Reproduce all entries word for word.

****************

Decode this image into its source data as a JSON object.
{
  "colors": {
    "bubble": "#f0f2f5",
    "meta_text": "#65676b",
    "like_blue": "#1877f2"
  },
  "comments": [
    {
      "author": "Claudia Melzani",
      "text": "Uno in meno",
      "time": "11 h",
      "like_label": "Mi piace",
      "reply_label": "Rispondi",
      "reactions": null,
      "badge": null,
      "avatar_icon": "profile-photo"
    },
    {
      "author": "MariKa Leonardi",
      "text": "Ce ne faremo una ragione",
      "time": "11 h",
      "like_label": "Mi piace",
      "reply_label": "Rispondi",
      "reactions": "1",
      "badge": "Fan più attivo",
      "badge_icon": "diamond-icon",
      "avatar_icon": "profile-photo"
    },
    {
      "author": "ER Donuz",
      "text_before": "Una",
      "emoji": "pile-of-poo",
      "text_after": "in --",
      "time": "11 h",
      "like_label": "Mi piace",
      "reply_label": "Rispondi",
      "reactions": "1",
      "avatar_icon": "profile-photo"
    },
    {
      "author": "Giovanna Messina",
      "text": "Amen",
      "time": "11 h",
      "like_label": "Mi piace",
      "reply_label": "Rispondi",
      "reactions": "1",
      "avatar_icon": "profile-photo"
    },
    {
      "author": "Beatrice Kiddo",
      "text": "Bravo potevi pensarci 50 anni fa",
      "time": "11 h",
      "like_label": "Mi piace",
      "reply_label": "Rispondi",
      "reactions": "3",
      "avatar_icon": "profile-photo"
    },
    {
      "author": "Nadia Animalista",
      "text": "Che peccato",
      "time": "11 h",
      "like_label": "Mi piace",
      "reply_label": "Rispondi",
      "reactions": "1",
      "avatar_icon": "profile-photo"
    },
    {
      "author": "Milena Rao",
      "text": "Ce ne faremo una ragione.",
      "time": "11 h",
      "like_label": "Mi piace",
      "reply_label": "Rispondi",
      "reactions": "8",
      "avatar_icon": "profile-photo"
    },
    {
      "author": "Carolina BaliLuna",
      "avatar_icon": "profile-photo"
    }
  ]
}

****************

■ **CORRECT OUTPUT**:
Decode this image into its source data as a JSON object.
{
  "colors": {
    "bubble": "#f0f2f5",
    "meta_text": "#65676b",
    "like_blue": "#1877f2"
  },
  "comments": [
    {
      "author": "Claudia Melzani",
      "text": "Uno in meno",
      "time": "11 h",
      "like_label": "Mi piace",
      "reply_label": "Rispondi",
      "reactions": null,
      "badge": null,
      "avatar_icon": "profile-photo"
    },
    {
      "author": "MariKa Leonardi",
      "text": "Ce ne faremo una ragione",
      "time": "11 h",
      "like_label": "Mi piace",
      "reply_label": "Rispondi",
      "reactions": "1",
      "badge": "Fan più attivo",
      "badge_icon": "diamond-icon",
      "avatar_icon": "profile-photo"
    },
    {
      "author": "ER Donuz",
      "text_before": "Una",
      "emoji": "pile-of-poo",
      "text_after": "in --",
      "time": "11 h",
      "like_label": "Mi piace",
      "reply_label": "Rispondi",
      "reactions": "1",
      "avatar_icon": "profile-photo"
    },
    {
      "author": "Giovanna Messina",
      "text": "Amen",
      "time": "11 h",
      "like_label": "Mi piace",
      "reply_label": "Rispondi",
      "reactions": "1",
      "avatar_icon": "profile-photo"
    },
    {
      "author": "Beatrice Kiddo",
      "text": "Bravo potevi pensarci 50 anni fa",
      "time": "11 h",
      "like_label": "Mi piace",
      "reply_label": "Rispondi",
      "reactions": "3",
      "avatar_icon": "profile-photo"
    },
    {
      "author": "Nadia Animalista",
      "text": "Che peccato",
      "time": "11 h",
      "like_label": "Mi piace",
      "reply_label": "Rispondi",
      "reactions": "1",
      "avatar_icon": "profile-photo"
    },
    {
      "author": "Milena Rao",
      "text": "Ce ne faremo una ragione.",
      "time": "11 h",
      "like_label": "Mi piace",
      "reply_label": "Rispondi",
      "reactions": "8",
      "avatar_icon": "profile-photo"
    },
    {
      "author": "Carolina BaliLuna",
      "avatar_icon": "profile-photo"
    }
  ]
}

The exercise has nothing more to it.